# PROMPT:
Your task is to give the listing below back word for word, pictures excluded.

# Stored data:

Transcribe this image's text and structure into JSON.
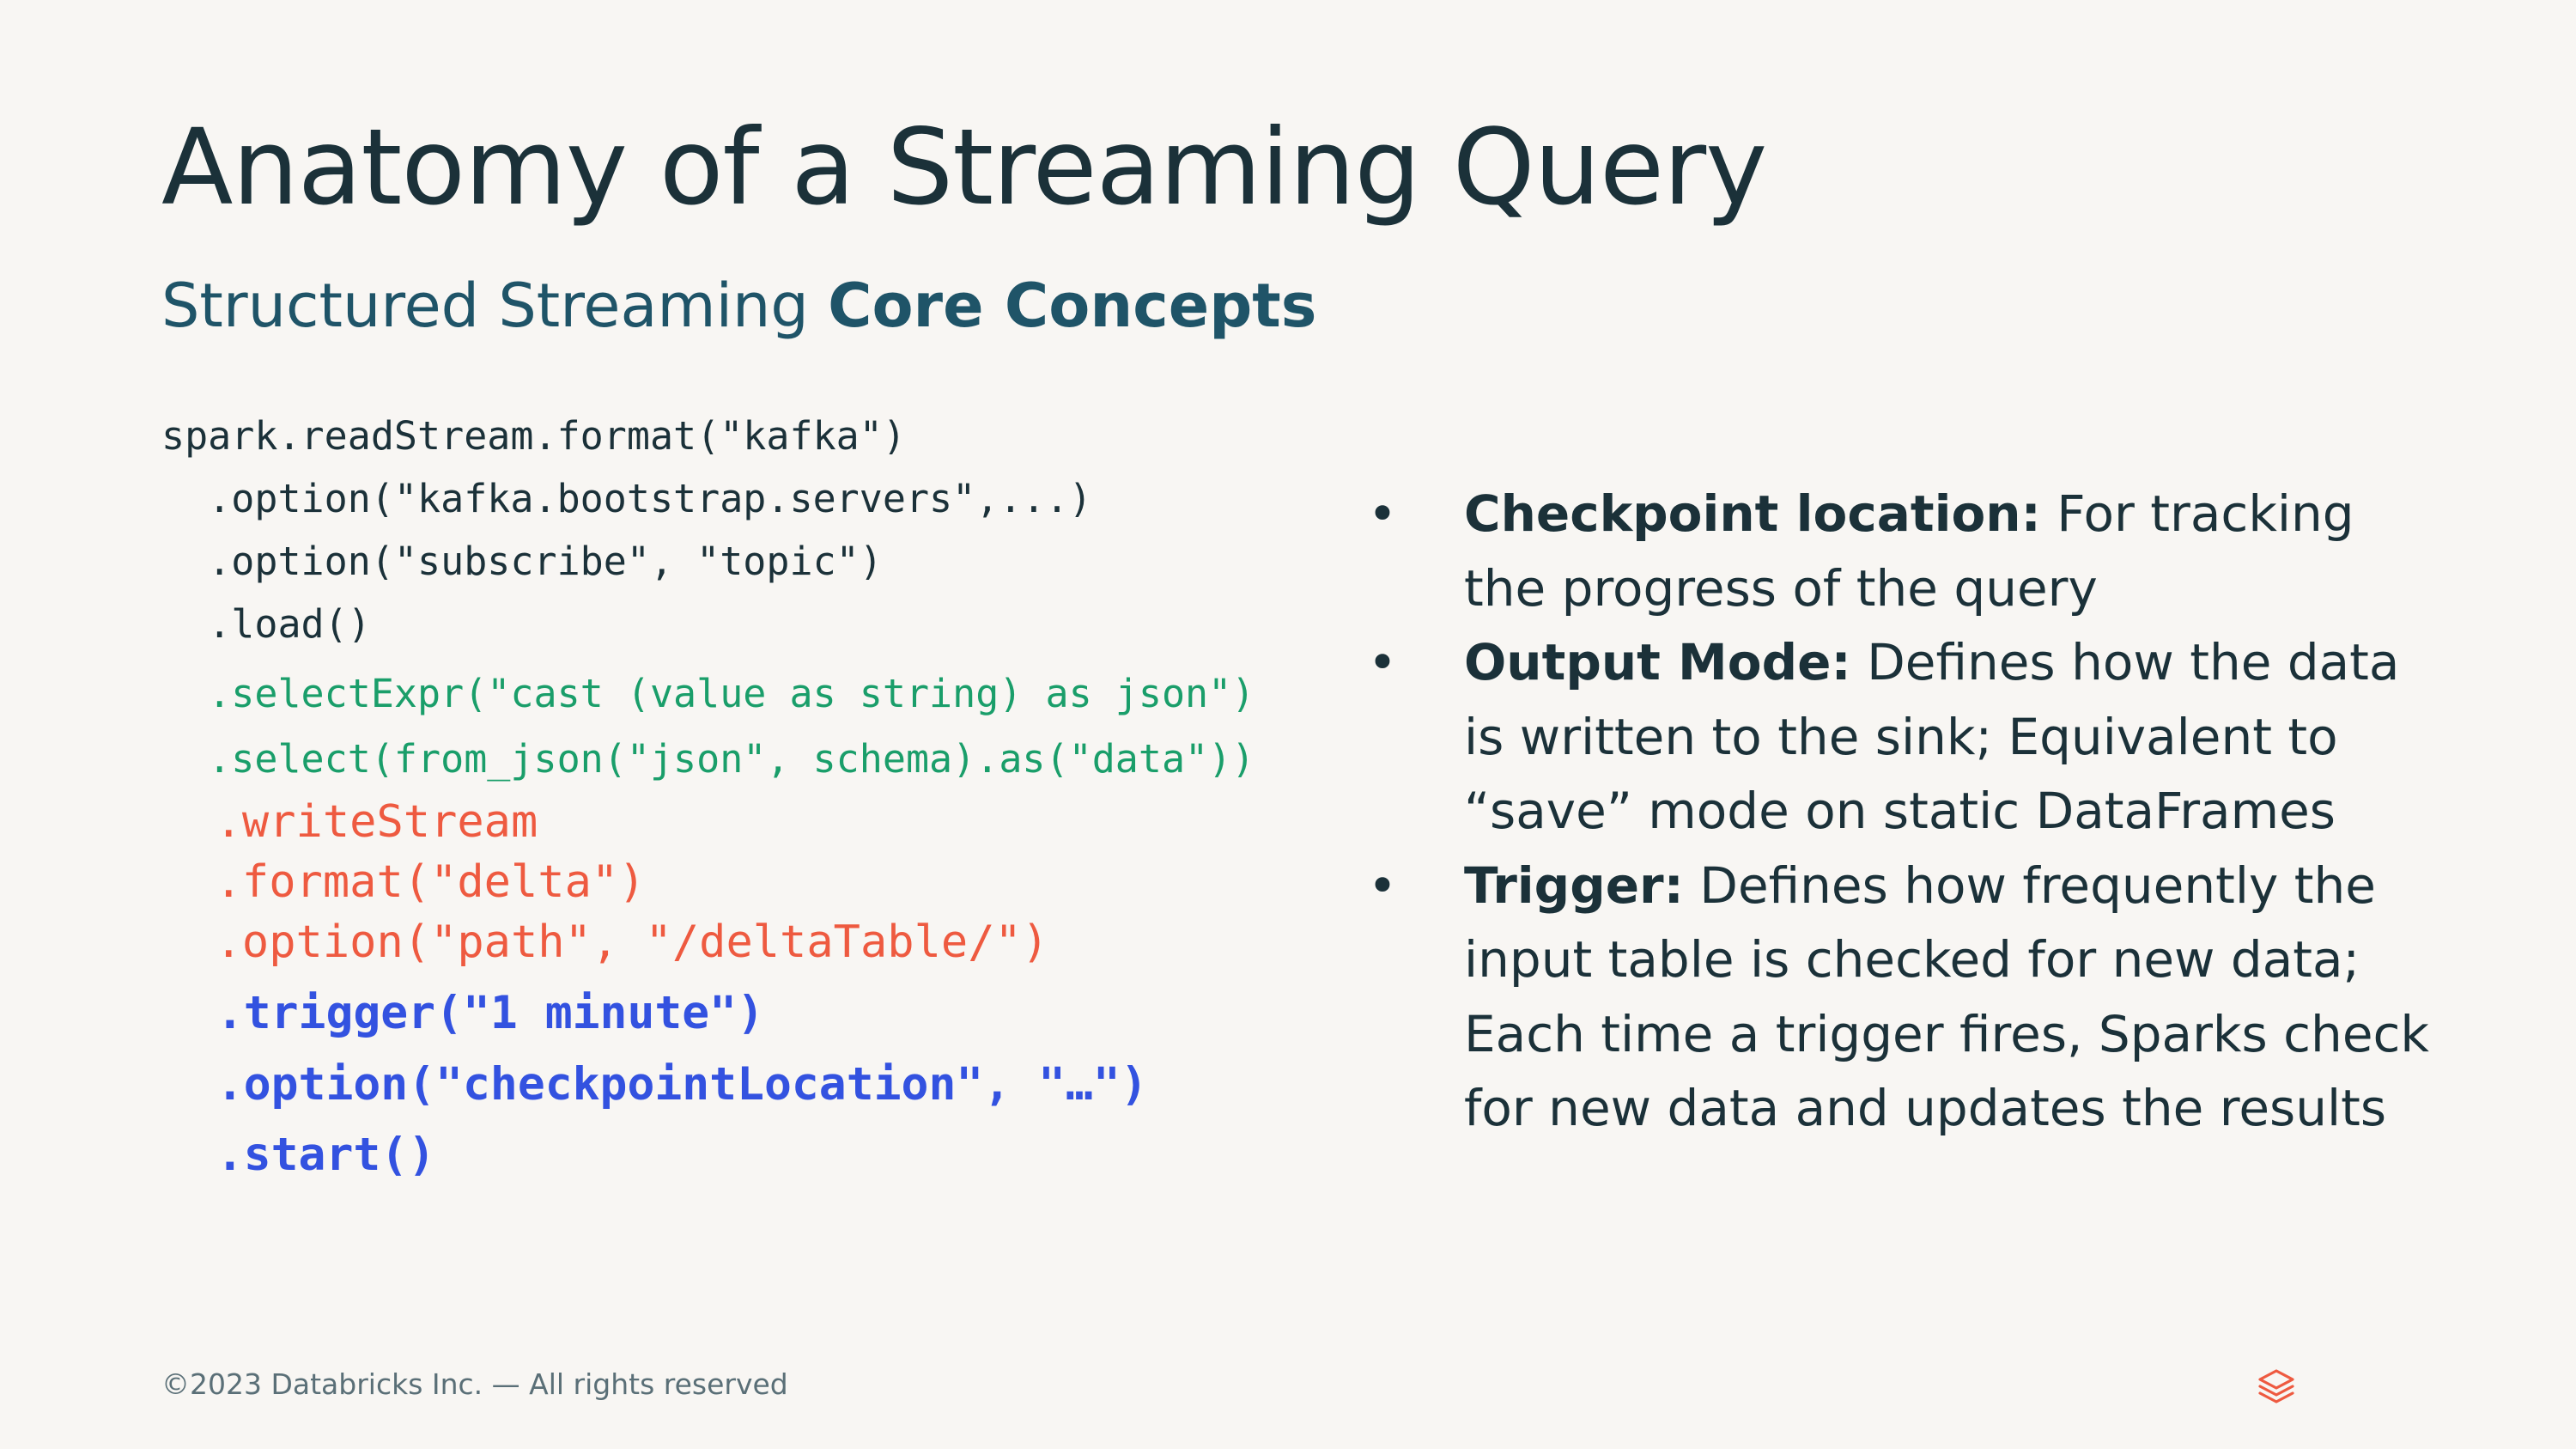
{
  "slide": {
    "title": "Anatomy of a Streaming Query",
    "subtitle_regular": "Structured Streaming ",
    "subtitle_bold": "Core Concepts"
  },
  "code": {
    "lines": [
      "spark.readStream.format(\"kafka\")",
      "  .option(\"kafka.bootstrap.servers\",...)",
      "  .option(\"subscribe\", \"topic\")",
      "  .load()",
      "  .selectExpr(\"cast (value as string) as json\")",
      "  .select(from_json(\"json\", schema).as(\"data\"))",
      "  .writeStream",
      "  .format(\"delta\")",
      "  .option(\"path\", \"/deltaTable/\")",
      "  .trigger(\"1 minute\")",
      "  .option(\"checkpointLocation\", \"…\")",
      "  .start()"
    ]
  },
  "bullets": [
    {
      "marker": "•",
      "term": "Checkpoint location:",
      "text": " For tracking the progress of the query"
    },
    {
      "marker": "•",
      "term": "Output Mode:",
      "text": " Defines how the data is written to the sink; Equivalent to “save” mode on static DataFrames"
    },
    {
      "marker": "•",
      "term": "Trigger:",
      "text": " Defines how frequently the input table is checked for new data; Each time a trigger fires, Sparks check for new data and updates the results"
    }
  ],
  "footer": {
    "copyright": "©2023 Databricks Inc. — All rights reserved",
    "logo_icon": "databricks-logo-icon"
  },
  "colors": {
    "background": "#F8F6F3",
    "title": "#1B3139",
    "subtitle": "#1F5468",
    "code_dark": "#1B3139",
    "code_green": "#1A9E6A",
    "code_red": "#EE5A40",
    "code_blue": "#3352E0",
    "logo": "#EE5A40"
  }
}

# EXPECTED ANSWER:
Transcribe this image's text and structure into JSON.
{
  "slide": {
    "title": "Anatomy of a Streaming Query",
    "subtitle_regular": "Structured Streaming ",
    "subtitle_bold": "Core Concepts"
  },
  "code": {
    "lines": [
      "spark.readStream.format(\"kafka\")",
      "  .option(\"kafka.bootstrap.servers\",...)",
      "  .option(\"subscribe\", \"topic\")",
      "  .load()",
      "  .selectExpr(\"cast (value as string) as json\")",
      "  .select(from_json(\"json\", schema).as(\"data\"))",
      "  .writeStream",
      "  .format(\"delta\")",
      "  .option(\"path\", \"/deltaTable/\")",
      "  .trigger(\"1 minute\")",
      "  .option(\"checkpointLocation\", \"…\")",
      "  .start()"
    ]
  },
  "bullets": [
    {
      "marker": "•",
      "term": "Checkpoint location:",
      "text": " For tracking the progress of the query"
    },
    {
      "marker": "•",
      "term": "Output Mode:",
      "text": " Defines how the data is written to the sink; Equivalent to “save” mode on static DataFrames"
    },
    {
      "marker": "•",
      "term": "Trigger:",
      "text": " Defines how frequently the input table is checked for new data; Each time a trigger fires, Sparks check for new data and updates the results"
    }
  ],
  "footer": {
    "copyright": "©2023 Databricks Inc. — All rights reserved",
    "logo_icon": "databricks-logo-icon"
  },
  "colors": {
    "background": "#F8F6F3",
    "title": "#1B3139",
    "subtitle": "#1F5468",
    "code_dark": "#1B3139",
    "code_green": "#1A9E6A",
    "code_red": "#EE5A40",
    "code_blue": "#3352E0",
    "logo": "#EE5A40"
  }
}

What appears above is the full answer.